* What the exercise asks:
Reproduce all of the data exactly.

— BEGIN —

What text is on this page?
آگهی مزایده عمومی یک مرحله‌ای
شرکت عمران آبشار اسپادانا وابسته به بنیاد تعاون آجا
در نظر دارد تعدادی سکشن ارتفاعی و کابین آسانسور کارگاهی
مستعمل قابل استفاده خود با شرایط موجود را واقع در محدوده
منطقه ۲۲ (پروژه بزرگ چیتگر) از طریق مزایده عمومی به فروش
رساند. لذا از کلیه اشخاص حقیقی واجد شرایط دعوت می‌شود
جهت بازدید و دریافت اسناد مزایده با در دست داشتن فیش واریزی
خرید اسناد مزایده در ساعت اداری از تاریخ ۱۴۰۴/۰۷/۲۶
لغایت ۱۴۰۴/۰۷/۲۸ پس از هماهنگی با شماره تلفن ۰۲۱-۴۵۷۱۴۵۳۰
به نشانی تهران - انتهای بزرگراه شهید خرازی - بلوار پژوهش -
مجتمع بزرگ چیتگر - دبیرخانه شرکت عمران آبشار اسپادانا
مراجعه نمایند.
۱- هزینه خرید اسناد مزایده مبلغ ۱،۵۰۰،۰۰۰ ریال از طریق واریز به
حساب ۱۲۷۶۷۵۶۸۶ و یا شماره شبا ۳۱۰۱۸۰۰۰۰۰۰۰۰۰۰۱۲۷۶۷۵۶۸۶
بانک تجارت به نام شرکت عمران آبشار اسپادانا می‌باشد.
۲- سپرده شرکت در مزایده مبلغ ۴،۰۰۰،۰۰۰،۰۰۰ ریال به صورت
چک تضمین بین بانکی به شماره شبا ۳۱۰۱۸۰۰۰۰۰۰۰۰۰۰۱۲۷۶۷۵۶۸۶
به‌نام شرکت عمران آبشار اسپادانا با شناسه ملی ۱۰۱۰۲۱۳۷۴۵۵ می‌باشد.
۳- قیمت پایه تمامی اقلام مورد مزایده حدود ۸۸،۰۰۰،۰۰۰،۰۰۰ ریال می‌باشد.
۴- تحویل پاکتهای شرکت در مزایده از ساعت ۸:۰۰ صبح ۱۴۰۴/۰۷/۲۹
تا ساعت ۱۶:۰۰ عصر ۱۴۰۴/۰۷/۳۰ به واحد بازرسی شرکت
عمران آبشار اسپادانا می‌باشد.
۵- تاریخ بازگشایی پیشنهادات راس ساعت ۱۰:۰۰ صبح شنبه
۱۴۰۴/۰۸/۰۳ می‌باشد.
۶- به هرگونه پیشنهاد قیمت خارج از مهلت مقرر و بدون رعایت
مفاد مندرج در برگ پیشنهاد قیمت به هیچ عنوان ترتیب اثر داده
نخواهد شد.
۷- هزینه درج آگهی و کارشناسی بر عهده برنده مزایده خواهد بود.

— END —

* Solution below:
What text is on this page?
آگهی مزایده عمومی یک مرحله‌ای
شرکت عمران آبشار اسپادانا وابسته به بنیاد تعاون آجا
در نظر دارد تعدادی سکشن ارتفاعی و کابین آسانسور کارگاهی
مستعمل قابل استفاده خود با شرایط موجود را واقع در محدوده
منطقه ۲۲ (پروژه بزرگ چیتگر) از طریق مزایده عمومی به فروش
رساند. لذا از کلیه اشخاص حقیقی واجد شرایط دعوت می‌شود
جهت بازدید و دریافت اسناد مزایده با در دست داشتن فیش واریزی
خرید اسناد مزایده در ساعت اداری از تاریخ ۱۴۰۴/۰۷/۲۶
لغایت ۱۴۰۴/۰۷/۲۸ پس از هماهنگی با شماره تلفن ۰۲۱-۴۵۷۱۴۵۳۰
به نشانی تهران - انتهای بزرگراه شهید خرازی - بلوار پژوهش -
مجتمع بزرگ چیتگر - دبیرخانه شرکت عمران آبشار اسپادانا
مراجعه نمایند.
۱- هزینه خرید اسناد مزایده مبلغ ۱،۵۰۰،۰۰۰ ریال از طریق واریز به
حساب ۱۲۷۶۷۵۶۸۶ و یا شماره شبا ۳۱۰۱۸۰۰۰۰۰۰۰۰۰۰۱۲۷۶۷۵۶۸۶
بانک تجارت به نام شرکت عمران آبشار اسپادانا می‌باشد.
۲- سپرده شرکت در مزایده مبلغ ۴،۰۰۰،۰۰۰،۰۰۰ ریال به صورت
چک تضمین بین بانکی به شماره شبا ۳۱۰۱۸۰۰۰۰۰۰۰۰۰۰۱۲۷۶۷۵۶۸۶
به‌نام شرکت عمران آبشار اسپادانا با شناسه ملی ۱۰۱۰۲۱۳۷۴۵۵ می‌باشد.
۳- قیمت پایه تمامی اقلام مورد مزایده حدود ۸۸،۰۰۰،۰۰۰،۰۰۰ ریال می‌باشد.
۴- تحویل پاکتهای شرکت در مزایده از ساعت ۸:۰۰ صبح ۱۴۰۴/۰۷/۲۹
تا ساعت ۱۶:۰۰ عصر ۱۴۰۴/۰۷/۳۰ به واحد بازرسی شرکت
عمران آبشار اسپادانا می‌باشد.
۵- تاریخ بازگشایی پیشنهادات راس ساعت ۱۰:۰۰ صبح شنبه
۱۴۰۴/۰۸/۰۳ می‌باشد.
۶- به هرگونه پیشنهاد قیمت خارج از مهلت مقرر و بدون رعایت
مفاد مندرج در برگ پیشنهاد قیمت به هیچ عنوان ترتیب اثر داده
نخواهد شد.
۷- هزینه درج آگهی و کارشناسی بر عهده برنده مزایده خواهد بود.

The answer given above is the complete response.